▸ **Required work**:
1. According to the text on Ultimate Big Brother, who won the title of "Ultimate Housemate"?
2. Repeat word for word the passage of the Ultimate Big Brother text from "Ultimate Big Brother was the" to "division of Endemol.".
3. Carry on the text about Ultimate Big Brother from the point where it stops.

Ultimate Big Brother was the final series of the UK reality television programme Big Brother to air on Channel 4. The series was produced by Remarkable Pictures, a division of Endemol.

Ultimate Big Brother was an All Star edition of the Big Brother series - featuring memorable housemates from previous series of Big Brother, and Celebrity Big Brother. A 24-hour live streaming service was also available via the Big Brother website as a fee-based service. The series ended with Brian Dowling winning the title of the "Ultimate Housemate" and the words "Big Brother will get back to you".

Production
The series was first announced during the launch night of the eleventh series of Big Brother. The first trailer for Ultimate Big Brother was shown on 13 August 2010 during a live eviction episode of Big Brother. On the same day, Channel 4 released a promo image for the series on the Big Brother website. The promo featured 15 of the previous 186 Big Brother housemates and 68 Celebrity Big Brother housemates, along with the tag line "Who goes in? We decide".

Broadcasts

The Launch Night and first broadcast of Ultimate Big Brother was on 24 August 2010 as part of the Big Brother 11 final night show, presented by Davina McCall.

▸ **Recorded data**:
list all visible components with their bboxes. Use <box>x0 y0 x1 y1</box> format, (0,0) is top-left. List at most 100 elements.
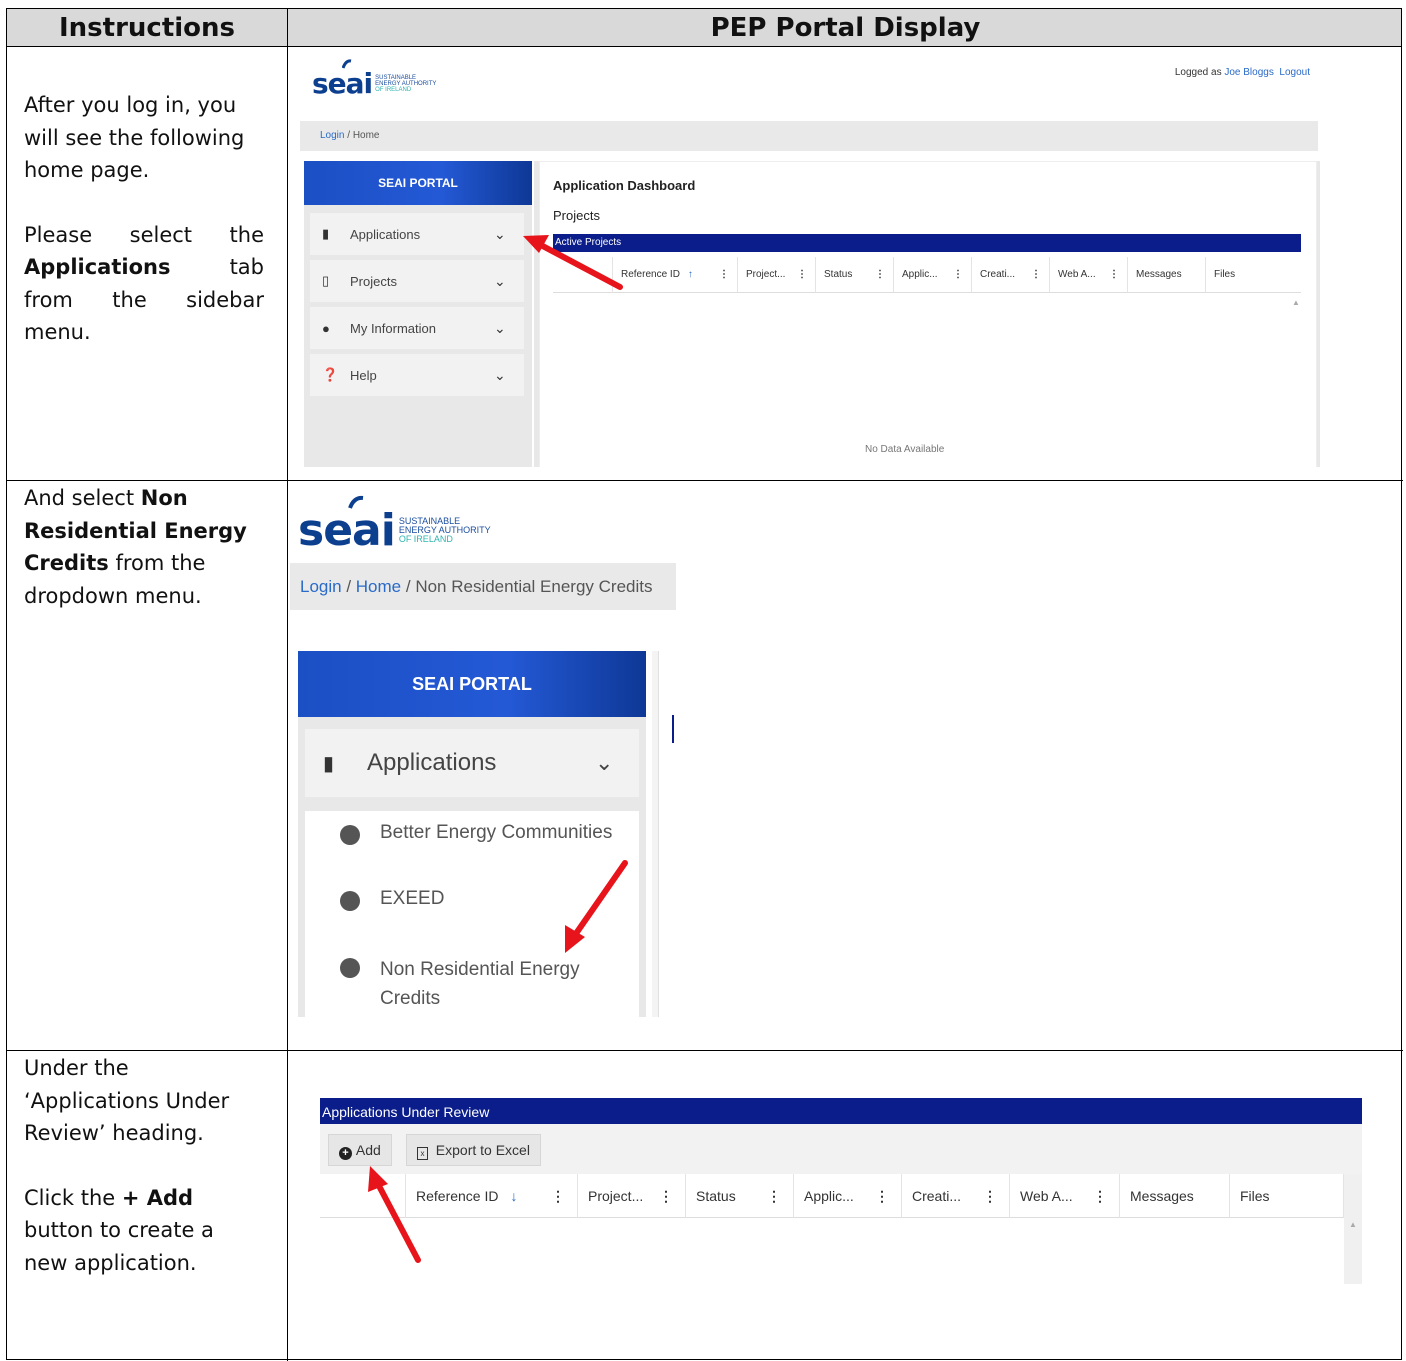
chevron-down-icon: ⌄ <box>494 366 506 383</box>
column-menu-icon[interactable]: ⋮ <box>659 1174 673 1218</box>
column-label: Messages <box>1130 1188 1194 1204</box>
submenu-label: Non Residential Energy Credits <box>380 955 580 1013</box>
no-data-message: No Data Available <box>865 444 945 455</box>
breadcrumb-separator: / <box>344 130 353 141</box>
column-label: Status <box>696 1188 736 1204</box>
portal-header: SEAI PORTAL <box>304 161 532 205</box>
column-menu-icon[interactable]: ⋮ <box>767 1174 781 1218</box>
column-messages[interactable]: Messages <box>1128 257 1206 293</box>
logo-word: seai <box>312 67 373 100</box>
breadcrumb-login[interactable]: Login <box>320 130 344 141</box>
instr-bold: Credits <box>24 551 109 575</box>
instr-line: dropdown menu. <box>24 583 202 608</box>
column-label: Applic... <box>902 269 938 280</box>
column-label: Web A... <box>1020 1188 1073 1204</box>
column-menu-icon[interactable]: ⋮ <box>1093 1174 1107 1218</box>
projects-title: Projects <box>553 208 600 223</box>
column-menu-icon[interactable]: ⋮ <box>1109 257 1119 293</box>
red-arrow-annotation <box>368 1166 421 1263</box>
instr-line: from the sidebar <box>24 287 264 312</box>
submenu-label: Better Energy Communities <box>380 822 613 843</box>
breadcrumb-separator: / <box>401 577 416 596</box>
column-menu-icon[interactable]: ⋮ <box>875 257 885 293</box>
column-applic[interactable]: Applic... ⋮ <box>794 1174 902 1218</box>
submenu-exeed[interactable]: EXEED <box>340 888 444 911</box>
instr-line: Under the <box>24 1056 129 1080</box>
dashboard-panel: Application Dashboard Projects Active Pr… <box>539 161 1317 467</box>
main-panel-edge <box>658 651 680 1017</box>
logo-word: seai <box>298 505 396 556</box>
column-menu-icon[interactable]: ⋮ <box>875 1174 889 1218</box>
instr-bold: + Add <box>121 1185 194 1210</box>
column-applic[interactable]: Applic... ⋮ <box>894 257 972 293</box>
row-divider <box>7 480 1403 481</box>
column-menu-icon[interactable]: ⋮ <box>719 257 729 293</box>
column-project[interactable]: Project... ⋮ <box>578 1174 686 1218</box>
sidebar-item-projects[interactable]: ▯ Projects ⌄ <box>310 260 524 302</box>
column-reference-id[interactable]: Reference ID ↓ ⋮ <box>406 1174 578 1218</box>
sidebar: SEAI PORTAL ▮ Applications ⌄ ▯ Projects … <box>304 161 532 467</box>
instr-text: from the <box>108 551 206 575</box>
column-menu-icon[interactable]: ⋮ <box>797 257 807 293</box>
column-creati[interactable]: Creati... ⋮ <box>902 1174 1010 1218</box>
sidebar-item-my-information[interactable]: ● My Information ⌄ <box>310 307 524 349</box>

▸ **The answers**:
1. Brian Dowling

2.
Ultimate Big Brother was the final series of the UK reality television programme Big Brother to air on Channel 4. The series was produced by Remarkable Pictures, a division of Endemol.

3.
The main television coverage of Ultimate Big Brother was screened on Channel 4 using daily highlights programmes, narrated by Marcus Bentley. These episodes summarised the events of the previous day in the House. Although the schedule was erratic, in general the Monday to Thursday highlights episodes were shown at 10pm and aired for 70 minutes, whilst the weekend shows aired for 60 minutes at 9pm. The two-part, live eviction shows, hosted by Davina McCall, featured a highlights episode 9pm and a second show at 10:35pm in which the evicted housemate (or housemates) were interviewed. Eviction shows and highlights episodes were given a censored repeat the following morning on both Channel 4 and E4.

Alongside these highlights shows were spin-off programmes, Big Brother's Big Mouth and Big Brother's Little Brother, which comment on fandom, cultural reaction to the events within the House and include interviews with celebrities, former housemates and family and friends of housemates. Emma Willis and George Lamb presented Big Brother's Little Brother live on E4 at 6pm for 30 minutes Monday to Friday and on Channel 4 for an hour Sunday lunchtime. Big Brother's Big Mouth was fronted by McCall and aired on E4 for an hour after the main eviction programme.

Logo

The eye used for this series is the same used for Big Brother 2010.

The titles are almost identical to the Big Brother 2010 titles, except for small snippets of titles from previous series.

House
Since the third series in 2002, the programme was filmed at Elstree Studios in Borehamwood, Hertfordshire. The House for Ultimate Big Brother was the same House used for the eleventh series and was mainly glass walled with floral designs. The entrance had a heaven theme with a single staircase and the Diary Room underneath, to the right hand side. The Diary Room reflected the heaven theme with wings on the chair and a sky scene as the backdrop. A small task room was located off of the Diary Room. Upon entering the living room, there was one large red sofa. In contrast to the kitchen and bathroom's modern effect, the bedroom consisted of Salvador Dalí designs on the beds.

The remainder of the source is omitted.